>> START DATASET EXTRACT

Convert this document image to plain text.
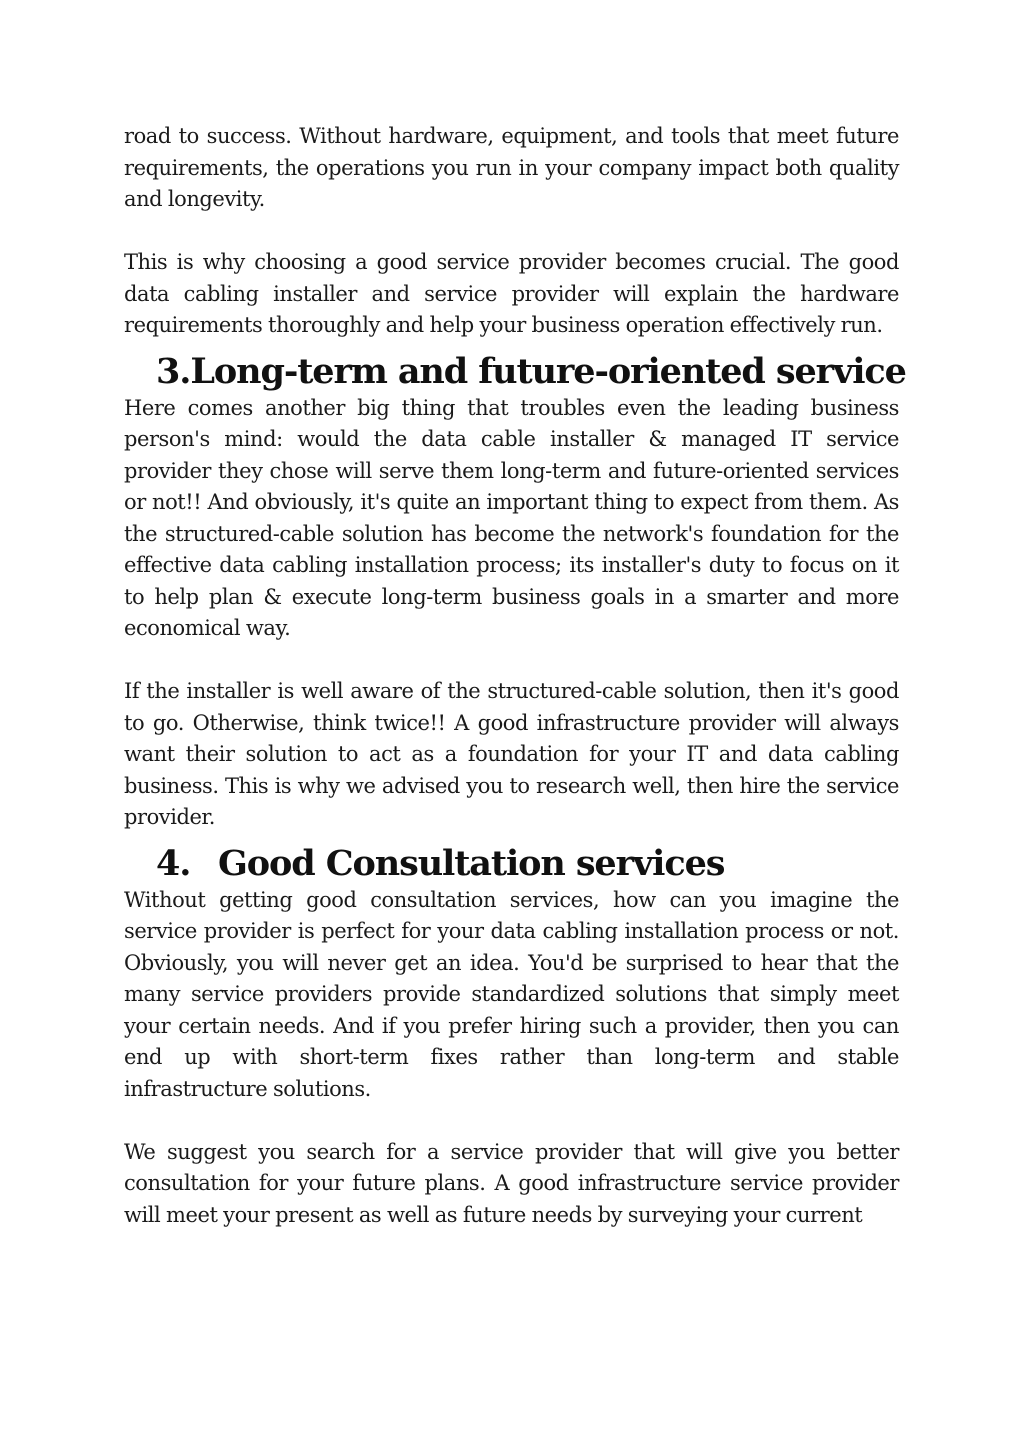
road to success. Without hardware, equipment, and tools that meet future requirements, the operations you run in your company impact both quality and longevity.

This is why choosing a good service provider becomes crucial. The good data cabling installer and service provider will explain the hardware requirements thoroughly and help your business operation effectively run.

3. Long-term and future-oriented service

Here comes another big thing that troubles even the leading business person's mind: would the data cable installer & managed IT service provider they chose will serve them long-term and future-oriented services or not!! And obviously, it's quite an important thing to expect from them. As the structured-cable solution has become the network's foundation for the effective data cabling installation process; its installer's duty to focus on it to help plan & execute long-term business goals in a smarter and more economical way.

If the installer is well aware of the structured-cable solution, then it's good to go. Otherwise, think twice!! A good infrastructure provider will always want their solution to act as a foundation for your IT and data cabling business. This is why we advised you to research well, then hire the service provider.

4. Good Consultation services

Without getting good consultation services, how can you imagine the service provider is perfect for your data cabling installation process or not. Obviously, you will never get an idea. You'd be surprised to hear that the many service providers provide standardized solutions that simply meet your certain needs. And if you prefer hiring such a provider, then you can end up with short-term fixes rather than long-term and stable infrastructure solutions.

We suggest you search for a service provider that will give you better consultation for your future plans. A good infrastructure service provider will meet your present as well as future needs by surveying your current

>> END DATASET EXTRACT

_SHORT PROBLEM_:
Output the data exactly. Pictures don't belong in the result.

_CORRECT RESPONSE_:
Convert this document image to plain text.
road to success. Without hardware, equipment, and tools that meet future requirements, the operations you run in your company impact both quality and longevity.

This is why choosing a good service provider becomes crucial. The good data cabling installer and service provider will explain the hardware requirements thoroughly and help your business operation effectively run.

3. Long-term and future-oriented service

Here comes another big thing that troubles even the leading business person's mind: would the data cable installer & managed IT service provider they chose will serve them long-term and future-oriented services or not!! And obviously, it's quite an important thing to expect from them. As the structured-cable solution has become the network's foundation for the effective data cabling installation process; its installer's duty to focus on it to help plan & execute long-term business goals in a smarter and more economical way.

If the installer is well aware of the structured-cable solution, then it's good to go. Otherwise, think twice!! A good infrastructure provider will always want their solution to act as a foundation for your IT and data cabling business. This is why we advised you to research well, then hire the service provider.

4. Good Consultation services

Without getting good consultation services, how can you imagine the service provider is perfect for your data cabling installation process or not. Obviously, you will never get an idea. You'd be surprised to hear that the many service providers provide standardized solutions that simply meet your certain needs. And if you prefer hiring such a provider, then you can end up with short-term fixes rather than long-term and stable infrastructure solutions.

We suggest you search for a service provider that will give you better consultation for your future plans. A good infrastructure service provider will meet your present as well as future needs by surveying your current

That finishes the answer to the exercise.